# [Given instruction]
In the entries that follow, how many lines hold the string "type"? Give only that number.

═══ Records for processing

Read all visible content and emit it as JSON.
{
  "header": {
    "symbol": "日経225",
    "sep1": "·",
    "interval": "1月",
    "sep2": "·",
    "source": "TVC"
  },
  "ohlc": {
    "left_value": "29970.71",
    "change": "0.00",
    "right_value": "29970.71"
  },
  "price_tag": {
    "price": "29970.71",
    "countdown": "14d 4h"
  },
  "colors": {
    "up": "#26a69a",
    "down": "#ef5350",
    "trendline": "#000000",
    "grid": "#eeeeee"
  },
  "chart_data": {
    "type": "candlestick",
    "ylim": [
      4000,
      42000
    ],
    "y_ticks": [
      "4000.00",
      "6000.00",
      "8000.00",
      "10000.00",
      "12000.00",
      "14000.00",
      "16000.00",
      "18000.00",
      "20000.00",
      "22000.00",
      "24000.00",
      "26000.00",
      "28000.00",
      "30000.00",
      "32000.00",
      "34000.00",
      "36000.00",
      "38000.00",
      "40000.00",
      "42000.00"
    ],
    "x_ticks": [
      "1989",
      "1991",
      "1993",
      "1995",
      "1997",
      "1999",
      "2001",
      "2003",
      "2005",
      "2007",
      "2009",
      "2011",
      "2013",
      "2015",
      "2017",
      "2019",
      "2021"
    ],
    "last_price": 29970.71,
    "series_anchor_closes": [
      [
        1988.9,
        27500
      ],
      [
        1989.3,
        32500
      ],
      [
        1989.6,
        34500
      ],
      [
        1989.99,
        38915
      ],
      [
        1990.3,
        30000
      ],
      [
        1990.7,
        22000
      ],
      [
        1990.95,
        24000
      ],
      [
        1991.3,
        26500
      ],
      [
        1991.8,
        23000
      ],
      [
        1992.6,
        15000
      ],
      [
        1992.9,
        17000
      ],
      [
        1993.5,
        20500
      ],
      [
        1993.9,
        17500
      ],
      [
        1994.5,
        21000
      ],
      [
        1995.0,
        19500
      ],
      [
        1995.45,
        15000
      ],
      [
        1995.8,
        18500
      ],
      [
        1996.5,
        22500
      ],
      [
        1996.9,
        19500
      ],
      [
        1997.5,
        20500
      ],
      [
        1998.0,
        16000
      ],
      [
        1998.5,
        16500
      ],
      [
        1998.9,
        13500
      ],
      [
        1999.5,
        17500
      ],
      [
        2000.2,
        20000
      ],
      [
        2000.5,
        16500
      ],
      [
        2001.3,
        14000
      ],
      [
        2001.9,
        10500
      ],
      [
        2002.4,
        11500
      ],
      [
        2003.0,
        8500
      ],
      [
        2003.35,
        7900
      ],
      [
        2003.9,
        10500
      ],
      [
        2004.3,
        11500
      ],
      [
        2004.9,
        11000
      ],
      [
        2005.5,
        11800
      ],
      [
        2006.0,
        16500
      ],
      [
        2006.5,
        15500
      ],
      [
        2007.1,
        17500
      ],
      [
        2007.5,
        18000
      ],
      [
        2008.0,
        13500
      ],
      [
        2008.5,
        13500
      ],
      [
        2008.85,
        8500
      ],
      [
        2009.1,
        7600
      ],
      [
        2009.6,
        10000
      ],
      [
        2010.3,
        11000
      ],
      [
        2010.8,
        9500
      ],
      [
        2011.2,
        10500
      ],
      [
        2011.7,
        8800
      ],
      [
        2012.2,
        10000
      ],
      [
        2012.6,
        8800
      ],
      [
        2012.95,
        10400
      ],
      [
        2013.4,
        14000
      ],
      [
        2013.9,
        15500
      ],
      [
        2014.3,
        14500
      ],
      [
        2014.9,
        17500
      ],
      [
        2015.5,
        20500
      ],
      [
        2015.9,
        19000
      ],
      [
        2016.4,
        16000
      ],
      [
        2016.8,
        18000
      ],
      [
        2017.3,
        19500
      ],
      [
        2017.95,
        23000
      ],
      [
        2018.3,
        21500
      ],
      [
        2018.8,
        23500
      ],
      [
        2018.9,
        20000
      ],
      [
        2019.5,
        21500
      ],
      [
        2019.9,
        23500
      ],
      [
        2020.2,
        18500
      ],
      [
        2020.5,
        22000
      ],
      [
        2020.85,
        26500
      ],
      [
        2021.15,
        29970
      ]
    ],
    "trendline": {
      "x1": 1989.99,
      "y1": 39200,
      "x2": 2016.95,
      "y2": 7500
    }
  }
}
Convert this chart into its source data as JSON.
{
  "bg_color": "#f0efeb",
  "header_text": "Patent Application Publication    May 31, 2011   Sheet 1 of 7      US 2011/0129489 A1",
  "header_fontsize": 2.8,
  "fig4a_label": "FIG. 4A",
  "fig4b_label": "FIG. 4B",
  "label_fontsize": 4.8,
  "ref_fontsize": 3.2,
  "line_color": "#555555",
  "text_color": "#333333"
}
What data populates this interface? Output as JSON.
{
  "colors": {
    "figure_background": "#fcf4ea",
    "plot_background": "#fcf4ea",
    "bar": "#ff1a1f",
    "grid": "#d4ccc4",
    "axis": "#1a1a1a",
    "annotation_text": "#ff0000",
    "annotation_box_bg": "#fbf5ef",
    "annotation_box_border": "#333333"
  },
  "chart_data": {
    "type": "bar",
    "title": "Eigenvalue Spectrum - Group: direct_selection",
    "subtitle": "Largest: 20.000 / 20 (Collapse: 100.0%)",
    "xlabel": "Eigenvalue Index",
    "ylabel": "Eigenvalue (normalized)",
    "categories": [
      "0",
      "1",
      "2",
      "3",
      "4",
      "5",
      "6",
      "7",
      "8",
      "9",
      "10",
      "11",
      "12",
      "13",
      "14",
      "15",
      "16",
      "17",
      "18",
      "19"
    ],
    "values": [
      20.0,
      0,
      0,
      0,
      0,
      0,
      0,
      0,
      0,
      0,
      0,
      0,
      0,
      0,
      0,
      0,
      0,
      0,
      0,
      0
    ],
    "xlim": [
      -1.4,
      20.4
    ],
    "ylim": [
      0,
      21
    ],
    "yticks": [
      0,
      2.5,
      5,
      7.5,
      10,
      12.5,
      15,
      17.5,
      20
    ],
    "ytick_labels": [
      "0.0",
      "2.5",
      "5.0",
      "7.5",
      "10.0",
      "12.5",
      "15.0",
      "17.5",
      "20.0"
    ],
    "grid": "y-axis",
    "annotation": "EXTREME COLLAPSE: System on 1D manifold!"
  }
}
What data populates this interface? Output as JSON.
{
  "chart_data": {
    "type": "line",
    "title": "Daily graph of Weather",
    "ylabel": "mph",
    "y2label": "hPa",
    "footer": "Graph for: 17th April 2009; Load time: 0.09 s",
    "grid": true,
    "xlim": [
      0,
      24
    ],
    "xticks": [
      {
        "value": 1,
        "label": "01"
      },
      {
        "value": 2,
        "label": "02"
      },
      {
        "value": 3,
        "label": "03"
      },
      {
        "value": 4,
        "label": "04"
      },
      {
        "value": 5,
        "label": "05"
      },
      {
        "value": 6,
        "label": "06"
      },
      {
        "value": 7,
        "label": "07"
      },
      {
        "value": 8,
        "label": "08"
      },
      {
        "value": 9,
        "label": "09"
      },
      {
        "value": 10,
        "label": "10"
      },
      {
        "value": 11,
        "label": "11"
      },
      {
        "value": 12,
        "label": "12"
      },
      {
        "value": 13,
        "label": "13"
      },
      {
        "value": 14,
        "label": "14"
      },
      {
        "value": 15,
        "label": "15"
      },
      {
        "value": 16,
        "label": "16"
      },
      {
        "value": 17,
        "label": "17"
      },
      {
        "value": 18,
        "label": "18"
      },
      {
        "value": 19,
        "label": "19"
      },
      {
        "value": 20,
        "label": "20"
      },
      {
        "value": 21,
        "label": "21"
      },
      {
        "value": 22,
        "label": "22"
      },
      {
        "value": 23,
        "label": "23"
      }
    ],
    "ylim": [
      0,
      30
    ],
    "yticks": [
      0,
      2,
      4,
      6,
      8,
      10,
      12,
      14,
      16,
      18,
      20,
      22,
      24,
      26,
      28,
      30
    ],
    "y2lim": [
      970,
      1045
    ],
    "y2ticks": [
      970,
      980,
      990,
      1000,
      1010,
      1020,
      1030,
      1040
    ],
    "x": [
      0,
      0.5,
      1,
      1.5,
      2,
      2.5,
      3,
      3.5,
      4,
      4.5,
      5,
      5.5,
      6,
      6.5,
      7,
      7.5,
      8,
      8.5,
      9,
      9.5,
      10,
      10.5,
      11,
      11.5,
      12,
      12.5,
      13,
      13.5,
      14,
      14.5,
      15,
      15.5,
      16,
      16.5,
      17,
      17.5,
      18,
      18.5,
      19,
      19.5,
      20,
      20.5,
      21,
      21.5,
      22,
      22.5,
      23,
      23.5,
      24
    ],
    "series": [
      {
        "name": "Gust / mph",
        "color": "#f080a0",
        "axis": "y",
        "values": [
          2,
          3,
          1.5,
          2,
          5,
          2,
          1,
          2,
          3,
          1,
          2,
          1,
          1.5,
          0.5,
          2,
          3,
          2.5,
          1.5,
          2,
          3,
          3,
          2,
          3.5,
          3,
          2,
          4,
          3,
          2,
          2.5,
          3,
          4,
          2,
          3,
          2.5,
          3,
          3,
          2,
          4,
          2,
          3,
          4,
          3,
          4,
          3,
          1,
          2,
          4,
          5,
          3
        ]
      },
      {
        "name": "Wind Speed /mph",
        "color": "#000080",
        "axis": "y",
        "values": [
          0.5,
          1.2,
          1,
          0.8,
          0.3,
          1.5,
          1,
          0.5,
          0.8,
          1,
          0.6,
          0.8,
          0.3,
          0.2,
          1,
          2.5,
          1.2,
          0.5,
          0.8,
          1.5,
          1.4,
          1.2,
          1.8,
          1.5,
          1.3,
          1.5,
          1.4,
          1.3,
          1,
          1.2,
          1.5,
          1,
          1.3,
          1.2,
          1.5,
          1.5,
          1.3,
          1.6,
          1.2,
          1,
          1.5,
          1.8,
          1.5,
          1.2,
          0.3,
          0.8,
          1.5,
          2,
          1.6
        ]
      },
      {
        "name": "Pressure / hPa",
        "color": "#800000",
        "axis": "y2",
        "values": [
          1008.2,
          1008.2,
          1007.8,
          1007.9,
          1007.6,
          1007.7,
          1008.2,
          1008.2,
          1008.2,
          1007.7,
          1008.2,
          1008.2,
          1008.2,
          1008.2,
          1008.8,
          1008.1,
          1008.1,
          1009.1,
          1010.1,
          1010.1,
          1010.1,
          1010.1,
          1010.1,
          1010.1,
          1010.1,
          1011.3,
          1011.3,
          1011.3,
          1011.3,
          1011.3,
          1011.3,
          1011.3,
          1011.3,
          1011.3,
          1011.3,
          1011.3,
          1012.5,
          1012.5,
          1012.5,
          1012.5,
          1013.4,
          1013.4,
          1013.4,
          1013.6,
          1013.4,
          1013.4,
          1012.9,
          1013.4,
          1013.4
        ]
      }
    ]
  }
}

══════

# [Exercise solution]
3